**What the task requires:** From the listing below, select every line where the word "Пособие" appears.
==================================================
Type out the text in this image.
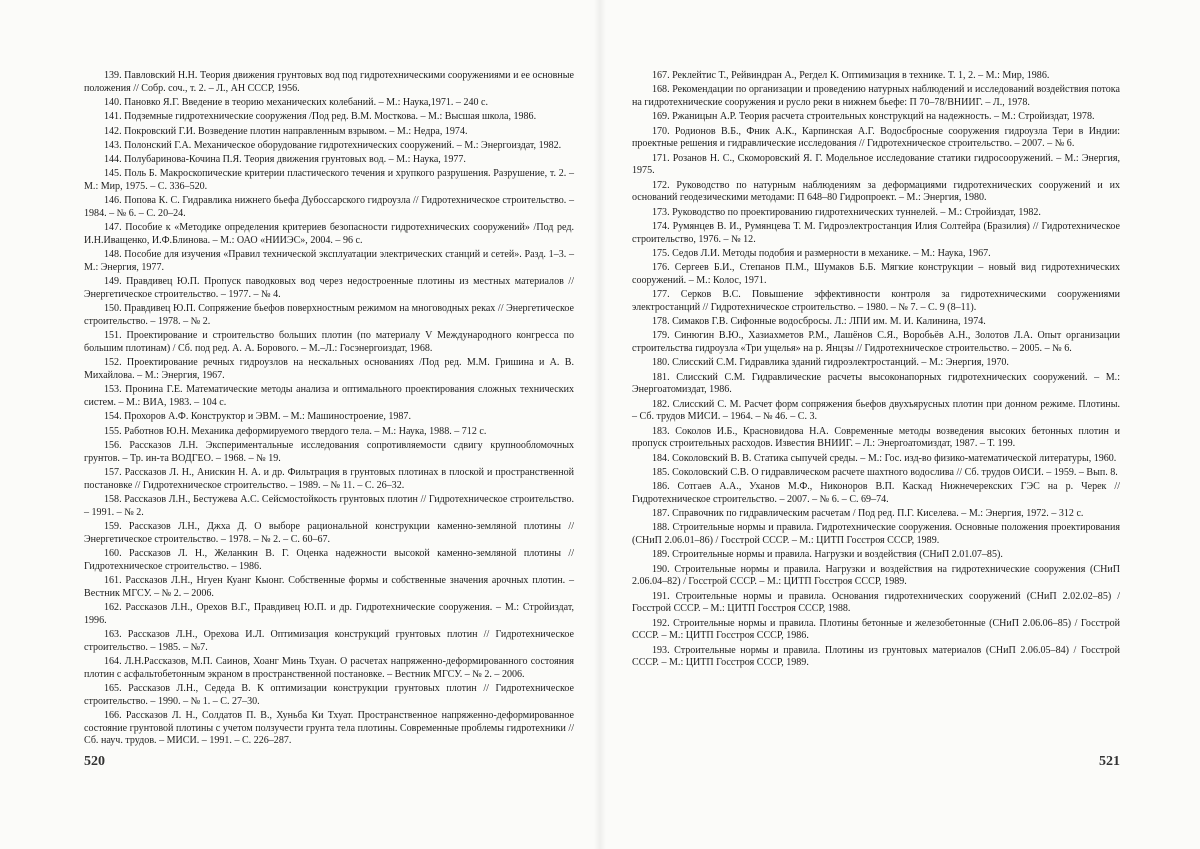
139. Павловский Н.Н. Теория движения грунтовых вод под гидротехническими сооружениями и ее основные положения // Собр. соч., т. 2. – Л., АН СССР, 1956.

140. Пановко Я.Г. Введение в теорию механических колебаний. – М.: Наука,1971. – 240 с.

141. Подземные гидротехнические сооружения /Под ред. В.М. Мосткова. – М.: Высшая школа, 1986.

142. Покровский Г.И. Возведение плотин направленным взрывом. – М.: Недра, 1974.

143. Полонский Г.А. Механическое оборудование гидротехнических сооружений. – М.: Энергоиздат, 1982.

144. Полубаринова-Кочина П.Я. Теория движения грунтовых вод. – М.: Наука, 1977.

145. Поль Б. Макроскопические критерии пластического течения и хрупкого разрушения. Разрушение, т. 2. – М.: Мир, 1975. – С. 336–520.

146. Попова К. С. Гидравлика нижнего бьефа Дубоссарского гидроузла // Гидротехническое строительство. – 1984. – № 6. – С. 20–24.

147. Пособие к «Методике определения критериев безопасности гидротехнических сооружений» /Под ред. И.Н.Иващенко, И.Ф.Блинова. – М.: ОАО «НИИЭС», 2004. – 96 с.

148. Пособие для изучения «Правил технической эксплуатации электрических станций и сетей». Разд. 1–3. – М.: Энергия, 1977.

149. Правдивец Ю.П. Пропуск паводковых вод через недостроенные плотины из местных материалов // Энергетическое строительство. – 1977. – № 4.

150. Правдивец Ю.П. Сопряжение бьефов поверхностным режимом на многоводных реках // Энергетическое строительство. – 1978. – № 2.

151. Проектирование и строительство больших плотин (по материалу V Международного конгресса по большим плотинам) / Сб. под ред. А. А. Борового. – М.–Л.: Госэнергоиздат, 1968.

152. Проектирование речных гидроузлов на нескальных основаниях /Под ред. М.М. Гришина и А. В. Михайлова. – М.: Энергия, 1967.

153. Пронина Г.Е. Математические методы анализа и оптимального проектирования сложных технических систем. – М.: ВИА, 1983. – 104 с.

154. Прохоров А.Ф. Конструктор и ЭВМ. – М.: Машиностроение, 1987.

155. Работнов Ю.Н. Механика деформируемого твердого тела. – М.: Наука, 1988. – 712 с.

156. Рассказов Л.Н. Экспериментальные исследования сопротивляемости сдвигу крупнообломочных грунтов. – Тр. ин-та ВОДГЕО. – 1968. – № 19.

157. Рассказов Л. Н., Анискин Н. А. и др. Фильтрация в грунтовых плотинах в плоской и пространственной постановке // Гидротехническое строительство. – 1989. – № 11. – С. 26–32.

158. Рассказов Л.Н., Бестужева А.С. Сейсмостойкость грунтовых плотин // Гидротехническое строительство. – 1991. – № 2.

159. Рассказов Л.Н., Джха Д. О выборе рациональной конструкции каменно-земляной плотины // Энергетическое строительство. – 1978. – № 2. – С. 60–67.

160. Рассказов Л. Н., Желанкин В. Г. Оценка надежности высокой каменно-земляной плотины // Гидротехническое строительство. – 1986.

161. Рассказов Л.Н., Нгуен Куанг Кыонг. Собственные формы и собственные значения арочных плотин. – Вестник МГСУ. – № 2. – 2006.

162. Рассказов Л.Н., Орехов В.Г., Правдивец Ю.П. и др. Гидротехнические сооружения. – М.: Стройиздат, 1996.

163. Рассказов Л.Н., Орехова И.Л. Оптимизация конструкций грунтовых плотин // Гидротехническое строительство. – 1985. – №7.

164. Л.Н.Рассказов, М.П. Саинов, Хоанг Минь Тхуан. О расчетах напряженно-деформированного состояния плотин с асфальтобетонным экраном в пространственной постановке. – Вестник МГСУ. – № 2. – 2006.

165. Рассказов Л.Н., Седеда В. К оптимизации конструкции грунтовых плотин // Гидротехническое строительство. – 1990. – № 1. – С. 27–30.

166. Рассказов Л. Н., Солдатов П. В., Хуньба Ки Тхуат. Пространственное напряженно-деформированное состояние грунтовой плотины с учетом ползучести грунта тела плотины. Современные проблемы гидротехники // Сб. науч. трудов. – МИСИ. – 1991. – С. 226–287.

520

167. Реклейтис Т., Рейвиндран А., Регдел К. Оптимизация в технике. Т. 1, 2. – М.: Мир, 1986.

168. Рекомендации по организации и проведению натурных наблюдений и исследований воздействия потока на гидротехнические сооружения и русло реки в нижнем бьефе: П 70–78/ВНИИГ. – Л., 1978.

169. Ржаницын А.Р. Теория расчета строительных конструкций на надежность. – М.: Стройиздат, 1978.

170. Родионов В.Б., Фник А.К., Карпинская А.Г. Водосбросные сооружения гидроузла Тери в Индии: проектные решения и гидравлические исследования // Гидротехническое строительство. – 2007. – № 6.

171. Розанов Н. С., Скоморовский Я. Г. Модельное исследование статики гидросооружений. – М.: Энергия, 1975.

172. Руководство по натурным наблюдениям за деформациями гидротехнических сооружений и их оснований геодезическими методами: П 648–80 Гидропроект. – М.: Энергия, 1980.

173. Руководство по проектированию гидротехнических туннелей. – М.: Стройиздат, 1982.

174. Румянцев В. И., Румянцева Т. М. Гидроэлектростанция Илия Солтейра (Бразилия) // Гидротехническое строительство, 1976. – № 12.

175. Седов Л.И. Методы подобия и размерности в механике. – М.: Наука, 1967.

176. Сергеев Б.И., Степанов П.М., Шумаков Б.Б. Мягкие конструкции – новый вид гидротехнических сооружений. – М.: Колос, 1971.

177. Серков В.С. Повышение эффективности контроля за гидротехническими сооружениями электростанций // Гидротехническое строительство. – 1980. – № 7. – С. 9 (8–11).

178. Симаков Г.В. Сифонные водосбросы. Л.: ЛПИ им. М. И. Калинина, 1974.

179. Синюгин В.Ю., Хазиахметов Р.М., Лашёнов С.Я., Воробьёв А.Н., Золотов Л.А. Опыт организации строительства гидроузла «Три ущелья» на р. Янцзы // Гидротехническое строительство. – 2005. – № 6.

180. Слисский С.М. Гидравлика зданий гидроэлектростанций. – М.: Энергия, 1970.

181. Слисский С.М. Гидравлические расчеты высоконапорных гидротехнических сооружений. – М.: Энергоатомиздат, 1986.

182. Слисский С. М. Расчет форм сопряжения бьефов двухъярусных плотин при донном режиме. Плотины. – Сб. трудов МИСИ. – 1964. – № 46. – С. 3.

183. Соколов И.Б., Красновидова Н.А. Современные методы возведения высоких бетонных плотин и пропуск строительных расходов. Известия ВНИИГ. – Л.: Энергоатомиздат, 1987. – Т. 199.

184. Соколовский В. В. Статика сыпучей среды. – М.: Гос. изд-во физико-математической литературы, 1960.

185. Соколовский С.В. О гидравлическом расчете шахтного водослива // Сб. трудов ОИСИ. – 1959. – Вып. 8.

186. Сотгаев А.А., Уханов М.Ф., Никоноров В.П. Каскад Нижнечерекских ГЭС на р. Черек // Гидротехническое строительство. – 2007. – № 6. – С. 69–74.

187. Справочник по гидравлическим расчетам / Под ред. П.Г. Киселева. – М.: Энергия, 1972. – 312 с.

188. Строительные нормы и правила. Гидротехнические сооружения. Основные положения проектирования (СНиП 2.06.01–86) / Госстрой СССР. – М.: ЦИТП Госстроя СССР, 1989.

189. Строительные нормы и правила. Нагрузки и воздействия (СНиП 2.01.07–85).

190. Строительные нормы и правила. Нагрузки и воздействия на гидротехнические сооружения (СНиП 2.06.04–82) / Госстрой СССР. – М.: ЦИТП Госстроя СССР, 1989.

191. Строительные нормы и правила. Основания гидротехнических сооружений (СНиП 2.02.02–85) / Госстрой СССР. – М.: ЦИТП Госстроя СССР, 1988.

192. Строительные нормы и правила. Плотины бетонные и железобетонные (СНиП 2.06.06–85) / Госстрой СССР. – М.: ЦИТП Госстроя СССР, 1986.

193. Строительные нормы и правила. Плотины из грунтовых материалов (СНиП 2.06.05–84) / Госстрой СССР. – М.: ЦИТП Госстроя СССР, 1989.

521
==================================================
**Answer to this task:**
147. Пособие к «Методике определения критериев безопасности гидротехнических сооружений» /Под ред. И.Н.Иващенко, И.Ф.Блинова. – М.: ОАО «НИИЭС», 2004. – 96 с.
148. Пособие для изучения «Правил технической эксплуатации электрических станций и сетей». Разд. 1–3. – М.: Энергия, 1977.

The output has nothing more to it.